Entries from a dataset
= = =
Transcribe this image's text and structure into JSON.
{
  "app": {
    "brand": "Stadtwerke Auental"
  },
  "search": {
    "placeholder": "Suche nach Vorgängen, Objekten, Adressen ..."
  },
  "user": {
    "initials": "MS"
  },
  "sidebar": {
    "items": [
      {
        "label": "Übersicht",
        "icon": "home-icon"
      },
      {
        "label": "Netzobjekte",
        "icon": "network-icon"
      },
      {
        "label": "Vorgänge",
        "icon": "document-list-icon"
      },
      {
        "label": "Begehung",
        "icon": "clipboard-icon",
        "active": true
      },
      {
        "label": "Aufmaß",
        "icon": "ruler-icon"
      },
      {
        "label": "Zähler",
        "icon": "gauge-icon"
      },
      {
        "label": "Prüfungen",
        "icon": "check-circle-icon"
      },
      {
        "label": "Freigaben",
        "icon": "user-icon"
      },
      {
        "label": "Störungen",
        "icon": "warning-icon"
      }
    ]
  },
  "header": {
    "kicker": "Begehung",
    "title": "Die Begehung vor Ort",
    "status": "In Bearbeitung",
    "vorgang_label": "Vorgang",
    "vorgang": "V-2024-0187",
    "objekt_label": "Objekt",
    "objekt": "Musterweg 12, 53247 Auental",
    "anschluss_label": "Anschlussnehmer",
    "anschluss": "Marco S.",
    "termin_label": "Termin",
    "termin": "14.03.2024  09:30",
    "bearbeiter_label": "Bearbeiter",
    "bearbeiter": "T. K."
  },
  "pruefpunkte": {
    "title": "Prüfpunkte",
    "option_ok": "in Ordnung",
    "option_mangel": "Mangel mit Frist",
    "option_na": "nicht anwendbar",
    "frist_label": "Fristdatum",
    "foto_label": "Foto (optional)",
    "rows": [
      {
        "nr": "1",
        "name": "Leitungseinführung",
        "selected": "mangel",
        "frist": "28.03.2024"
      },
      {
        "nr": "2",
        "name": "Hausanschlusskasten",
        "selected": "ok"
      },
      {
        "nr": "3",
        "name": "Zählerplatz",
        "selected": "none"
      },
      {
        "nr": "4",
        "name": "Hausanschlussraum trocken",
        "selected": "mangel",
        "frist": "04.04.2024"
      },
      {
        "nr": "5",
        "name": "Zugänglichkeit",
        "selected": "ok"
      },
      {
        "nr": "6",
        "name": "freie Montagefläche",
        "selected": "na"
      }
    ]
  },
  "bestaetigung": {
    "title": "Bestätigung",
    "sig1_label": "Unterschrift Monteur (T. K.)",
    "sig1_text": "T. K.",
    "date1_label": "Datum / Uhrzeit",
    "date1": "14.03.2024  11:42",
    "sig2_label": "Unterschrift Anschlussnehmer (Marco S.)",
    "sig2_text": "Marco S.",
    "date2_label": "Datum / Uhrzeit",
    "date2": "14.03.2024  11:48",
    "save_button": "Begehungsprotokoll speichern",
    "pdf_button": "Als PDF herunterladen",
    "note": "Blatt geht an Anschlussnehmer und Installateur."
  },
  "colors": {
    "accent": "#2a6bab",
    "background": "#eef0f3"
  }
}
= = =
EXERCISE OBJECTIVE
Retype all the material above precisely, with no line left out.

FULL OUTPUT
Transcribe this image's text and structure into JSON.
{
  "app": {
    "brand": "Stadtwerke Auental"
  },
  "search": {
    "placeholder": "Suche nach Vorgängen, Objekten, Adressen ..."
  },
  "user": {
    "initials": "MS"
  },
  "sidebar": {
    "items": [
      {
        "label": "Übersicht",
        "icon": "home-icon"
      },
      {
        "label": "Netzobjekte",
        "icon": "network-icon"
      },
      {
        "label": "Vorgänge",
        "icon": "document-list-icon"
      },
      {
        "label": "Begehung",
        "icon": "clipboard-icon",
        "active": true
      },
      {
        "label": "Aufmaß",
        "icon": "ruler-icon"
      },
      {
        "label": "Zähler",
        "icon": "gauge-icon"
      },
      {
        "label": "Prüfungen",
        "icon": "check-circle-icon"
      },
      {
        "label": "Freigaben",
        "icon": "user-icon"
      },
      {
        "label": "Störungen",
        "icon": "warning-icon"
      }
    ]
  },
  "header": {
    "kicker": "Begehung",
    "title": "Die Begehung vor Ort",
    "status": "In Bearbeitung",
    "vorgang_label": "Vorgang",
    "vorgang": "V-2024-0187",
    "objekt_label": "Objekt",
    "objekt": "Musterweg 12, 53247 Auental",
    "anschluss_label": "Anschlussnehmer",
    "anschluss": "Marco S.",
    "termin_label": "Termin",
    "termin": "14.03.2024  09:30",
    "bearbeiter_label": "Bearbeiter",
    "bearbeiter": "T. K."
  },
  "pruefpunkte": {
    "title": "Prüfpunkte",
    "option_ok": "in Ordnung",
    "option_mangel": "Mangel mit Frist",
    "option_na": "nicht anwendbar",
    "frist_label": "Fristdatum",
    "foto_label": "Foto (optional)",
    "rows": [
      {
        "nr": "1",
        "name": "Leitungseinführung",
        "selected": "mangel",
        "frist": "28.03.2024"
      },
      {
        "nr": "2",
        "name": "Hausanschlusskasten",
        "selected": "ok"
      },
      {
        "nr": "3",
        "name": "Zählerplatz",
        "selected": "none"
      },
      {
        "nr": "4",
        "name": "Hausanschlussraum trocken",
        "selected": "mangel",
        "frist": "04.04.2024"
      },
      {
        "nr": "5",
        "name": "Zugänglichkeit",
        "selected": "ok"
      },
      {
        "nr": "6",
        "name": "freie Montagefläche",
        "selected": "na"
      }
    ]
  },
  "bestaetigung": {
    "title": "Bestätigung",
    "sig1_label": "Unterschrift Monteur (T. K.)",
    "sig1_text": "T. K.",
    "date1_label": "Datum / Uhrzeit",
    "date1": "14.03.2024  11:42",
    "sig2_label": "Unterschrift Anschlussnehmer (Marco S.)",
    "sig2_text": "Marco S.",
    "date2_label": "Datum / Uhrzeit",
    "date2": "14.03.2024  11:48",
    "save_button": "Begehungsprotokoll speichern",
    "pdf_button": "Als PDF herunterladen",
    "note": "Blatt geht an Anschlussnehmer und Installateur."
  },
  "colors": {
    "accent": "#2a6bab",
    "background": "#eef0f3"
  }
}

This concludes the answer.